#### TASK GOAL
Retype all the entries word for word, but omit the pictures.

#### INPUT FOR THIS TASK
◆ ◆ ◆ ◆
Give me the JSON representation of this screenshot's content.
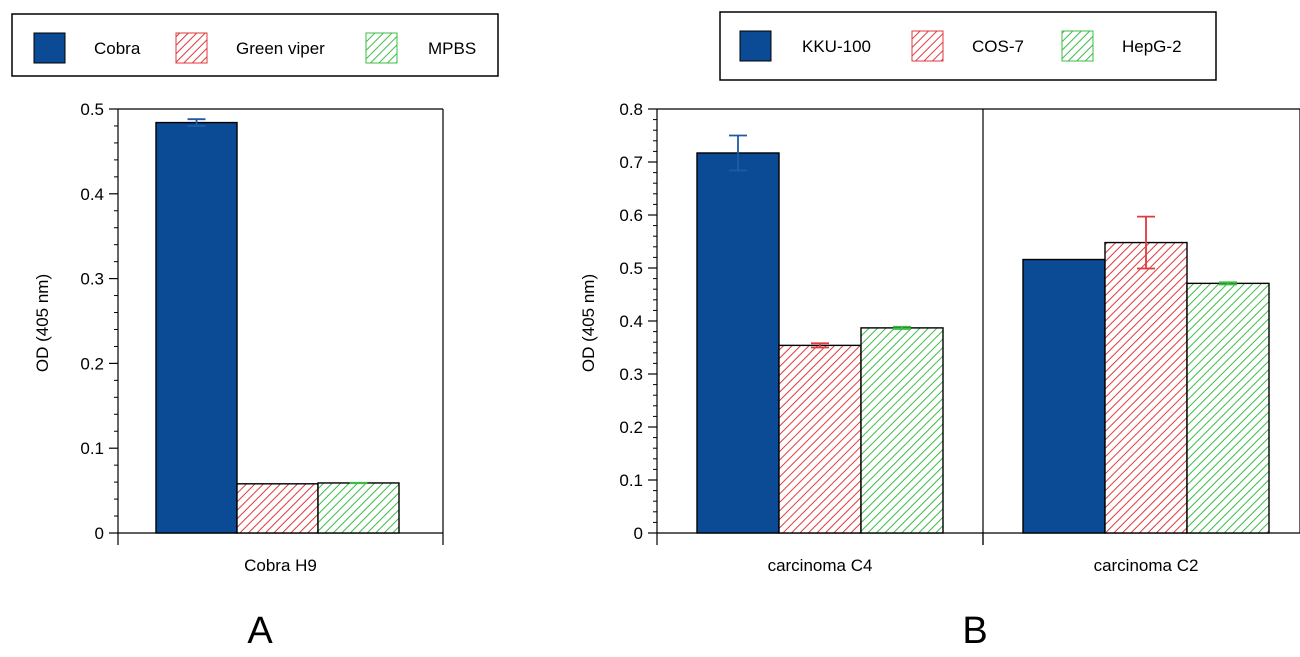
{
  "colors": {
    "blue": "#0b4a94",
    "blue_err": "#1f5aa6",
    "red_hatch": "#e0393e",
    "green_hatch": "#3cbc46",
    "axis": "#000000"
  },
  "chart_data": [
    {
      "type": "bar",
      "panel_label": "A",
      "categories": [
        "Cobra H9"
      ],
      "ylabel": "OD (405 nm)",
      "xlabel": "",
      "ylim": [
        0,
        0.5
      ],
      "yticks": [
        0,
        0.1,
        0.2,
        0.3,
        0.4,
        0.5
      ],
      "ytick_labels": [
        "0",
        "0.1",
        "0.2",
        "0.3",
        "0.4",
        "0.5"
      ],
      "legend": [
        "Cobra",
        "Green viper",
        "MPBS"
      ],
      "legend_position": "top",
      "grid": false,
      "series": [
        {
          "name": "Cobra",
          "style": "solid-blue",
          "values": [
            0.484
          ],
          "errors": [
            0.004
          ]
        },
        {
          "name": "Green viper",
          "style": "hatch-red",
          "values": [
            0.058
          ],
          "errors": [
            0.0
          ]
        },
        {
          "name": "MPBS",
          "style": "hatch-green",
          "values": [
            0.059
          ],
          "errors": [
            0.001
          ]
        }
      ]
    },
    {
      "type": "bar",
      "panel_label": "B",
      "categories": [
        "carcinoma C4",
        "carcinoma C2"
      ],
      "ylabel": "OD (405 nm)",
      "xlabel": "",
      "ylim": [
        0,
        0.8
      ],
      "yticks": [
        0,
        0.1,
        0.2,
        0.3,
        0.4,
        0.5,
        0.6,
        0.7,
        0.8
      ],
      "ytick_labels": [
        "0",
        "0.1",
        "0.2",
        "0.3",
        "0.4",
        "0.5",
        "0.6",
        "0.7",
        "0.8"
      ],
      "legend": [
        "KKU-100",
        "COS-7",
        "HepG-2"
      ],
      "legend_position": "top",
      "grid": false,
      "series": [
        {
          "name": "KKU-100",
          "style": "solid-blue",
          "values": [
            0.717,
            0.516
          ],
          "errors": [
            0.033,
            0.0
          ]
        },
        {
          "name": "COS-7",
          "style": "hatch-red",
          "values": [
            0.354,
            0.548
          ],
          "errors": [
            0.004,
            0.049
          ]
        },
        {
          "name": "HepG-2",
          "style": "hatch-green",
          "values": [
            0.387,
            0.471
          ],
          "errors": [
            0.002,
            0.002
          ]
        }
      ]
    }
  ]
}
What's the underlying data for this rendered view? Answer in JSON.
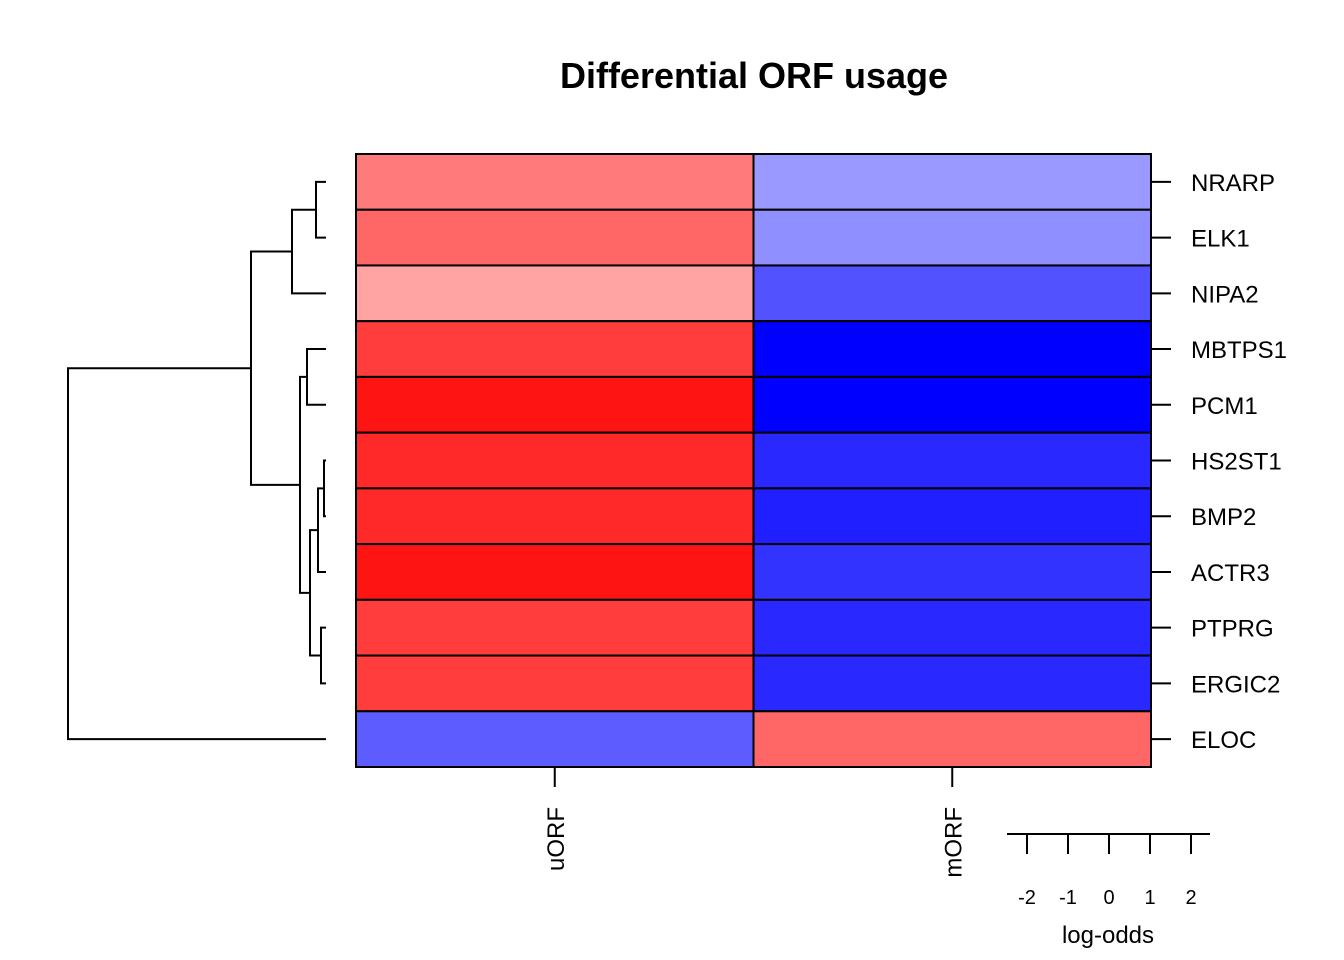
◆ ◆ ◆ ◆
#### SOLUTION BELOW
Give me the JSON representation of this screenshot's content.
{
  "colors": {
    "blue": "#0b4a94",
    "blue_err": "#1f5aa6",
    "red_hatch": "#e0393e",
    "green_hatch": "#3cbc46",
    "axis": "#000000"
  },
  "chart_data": [
    {
      "type": "bar",
      "panel_label": "A",
      "categories": [
        "Cobra H9"
      ],
      "ylabel": "OD (405 nm)",
      "xlabel": "",
      "ylim": [
        0,
        0.5
      ],
      "yticks": [
        0,
        0.1,
        0.2,
        0.3,
        0.4,
        0.5
      ],
      "ytick_labels": [
        "0",
        "0.1",
        "0.2",
        "0.3",
        "0.4",
        "0.5"
      ],
      "legend": [
        "Cobra",
        "Green viper",
        "MPBS"
      ],
      "legend_position": "top",
      "grid": false,
      "series": [
        {
          "name": "Cobra",
          "style": "solid-blue",
          "values": [
            0.484
          ],
          "errors": [
            0.004
          ]
        },
        {
          "name": "Green viper",
          "style": "hatch-red",
          "values": [
            0.058
          ],
          "errors": [
            0.0
          ]
        },
        {
          "name": "MPBS",
          "style": "hatch-green",
          "values": [
            0.059
          ],
          "errors": [
            0.001
          ]
        }
      ]
    },
    {
      "type": "bar",
      "panel_label": "B",
      "categories": [
        "carcinoma C4",
        "carcinoma C2"
      ],
      "ylabel": "OD (405 nm)",
      "xlabel": "",
      "ylim": [
        0,
        0.8
      ],
      "yticks": [
        0,
        0.1,
        0.2,
        0.3,
        0.4,
        0.5,
        0.6,
        0.7,
        0.8
      ],
      "ytick_labels": [
        "0",
        "0.1",
        "0.2",
        "0.3",
        "0.4",
        "0.5",
        "0.6",
        "0.7",
        "0.8"
      ],
      "legend": [
        "KKU-100",
        "COS-7",
        "HepG-2"
      ],
      "legend_position": "top",
      "grid": false,
      "series": [
        {
          "name": "KKU-100",
          "style": "solid-blue",
          "values": [
            0.717,
            0.516
          ],
          "errors": [
            0.033,
            0.0
          ]
        },
        {
          "name": "COS-7",
          "style": "hatch-red",
          "values": [
            0.354,
            0.548
          ],
          "errors": [
            0.004,
            0.049
          ]
        },
        {
          "name": "HepG-2",
          "style": "hatch-green",
          "values": [
            0.387,
            0.471
          ],
          "errors": [
            0.002,
            0.002
          ]
        }
      ]
    }
  ]
}
What's the underlying data for this rendered view? Answer in JSON.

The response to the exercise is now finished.